Exercise brief →
Your task is to print every entry below exactly as given.

Extracted material →

┄┄┄┄┄┄

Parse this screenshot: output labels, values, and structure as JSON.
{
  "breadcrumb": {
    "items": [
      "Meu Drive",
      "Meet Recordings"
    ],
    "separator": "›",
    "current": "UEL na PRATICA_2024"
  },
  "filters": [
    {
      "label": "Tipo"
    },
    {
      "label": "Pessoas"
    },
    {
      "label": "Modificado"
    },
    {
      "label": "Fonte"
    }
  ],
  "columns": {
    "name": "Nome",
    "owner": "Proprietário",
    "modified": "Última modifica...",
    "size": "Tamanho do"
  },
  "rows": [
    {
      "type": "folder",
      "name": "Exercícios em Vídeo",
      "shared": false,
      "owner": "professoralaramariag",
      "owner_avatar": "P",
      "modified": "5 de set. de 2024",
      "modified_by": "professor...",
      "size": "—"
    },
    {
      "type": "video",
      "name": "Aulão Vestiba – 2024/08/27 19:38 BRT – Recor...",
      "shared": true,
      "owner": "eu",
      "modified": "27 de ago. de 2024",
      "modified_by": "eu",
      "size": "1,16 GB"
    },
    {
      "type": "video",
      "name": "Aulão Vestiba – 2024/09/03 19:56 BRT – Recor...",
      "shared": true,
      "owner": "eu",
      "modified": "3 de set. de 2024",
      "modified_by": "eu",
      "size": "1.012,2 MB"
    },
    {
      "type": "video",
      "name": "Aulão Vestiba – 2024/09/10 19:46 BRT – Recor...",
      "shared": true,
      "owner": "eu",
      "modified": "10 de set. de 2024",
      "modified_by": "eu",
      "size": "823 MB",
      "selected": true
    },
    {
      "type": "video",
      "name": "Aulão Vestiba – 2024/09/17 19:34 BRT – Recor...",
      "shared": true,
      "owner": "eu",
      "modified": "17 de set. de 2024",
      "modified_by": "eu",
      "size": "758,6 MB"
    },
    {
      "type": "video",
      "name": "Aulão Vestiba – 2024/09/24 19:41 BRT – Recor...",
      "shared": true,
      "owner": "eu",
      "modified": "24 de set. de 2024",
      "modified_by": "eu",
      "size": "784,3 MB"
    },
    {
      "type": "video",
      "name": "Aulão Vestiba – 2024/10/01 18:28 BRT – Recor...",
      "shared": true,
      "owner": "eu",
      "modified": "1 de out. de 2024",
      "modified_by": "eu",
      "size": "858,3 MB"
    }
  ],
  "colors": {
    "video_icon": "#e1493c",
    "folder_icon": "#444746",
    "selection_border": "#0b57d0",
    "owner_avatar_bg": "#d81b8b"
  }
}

┄┄┄┄┄┄

Answer for the task →
Parse this screenshot: output labels, values, and structure as JSON.
{
  "breadcrumb": {
    "items": [
      "Meu Drive",
      "Meet Recordings"
    ],
    "separator": "›",
    "current": "UEL na PRATICA_2024"
  },
  "filters": [
    {
      "label": "Tipo"
    },
    {
      "label": "Pessoas"
    },
    {
      "label": "Modificado"
    },
    {
      "label": "Fonte"
    }
  ],
  "columns": {
    "name": "Nome",
    "owner": "Proprietário",
    "modified": "Última modifica...",
    "size": "Tamanho do"
  },
  "rows": [
    {
      "type": "folder",
      "name": "Exercícios em Vídeo",
      "shared": false,
      "owner": "professoralaramariag",
      "owner_avatar": "P",
      "modified": "5 de set. de 2024",
      "modified_by": "professor...",
      "size": "—"
    },
    {
      "type": "video",
      "name": "Aulão Vestiba – 2024/08/27 19:38 BRT – Recor...",
      "shared": true,
      "owner": "eu",
      "modified": "27 de ago. de 2024",
      "modified_by": "eu",
      "size": "1,16 GB"
    },
    {
      "type": "video",
      "name": "Aulão Vestiba – 2024/09/03 19:56 BRT – Recor...",
      "shared": true,
      "owner": "eu",
      "modified": "3 de set. de 2024",
      "modified_by": "eu",
      "size": "1.012,2 MB"
    },
    {
      "type": "video",
      "name": "Aulão Vestiba – 2024/09/10 19:46 BRT – Recor...",
      "shared": true,
      "owner": "eu",
      "modified": "10 de set. de 2024",
      "modified_by": "eu",
      "size": "823 MB",
      "selected": true
    },
    {
      "type": "video",
      "name": "Aulão Vestiba – 2024/09/17 19:34 BRT – Recor...",
      "shared": true,
      "owner": "eu",
      "modified": "17 de set. de 2024",
      "modified_by": "eu",
      "size": "758,6 MB"
    },
    {
      "type": "video",
      "name": "Aulão Vestiba – 2024/09/24 19:41 BRT – Recor...",
      "shared": true,
      "owner": "eu",
      "modified": "24 de set. de 2024",
      "modified_by": "eu",
      "size": "784,3 MB"
    },
    {
      "type": "video",
      "name": "Aulão Vestiba – 2024/10/01 18:28 BRT – Recor...",
      "shared": true,
      "owner": "eu",
      "modified": "1 de out. de 2024",
      "modified_by": "eu",
      "size": "858,3 MB"
    }
  ],
  "colors": {
    "video_icon": "#e1493c",
    "folder_icon": "#444746",
    "selection_border": "#0b57d0",
    "owner_avatar_bg": "#d81b8b"
  }
}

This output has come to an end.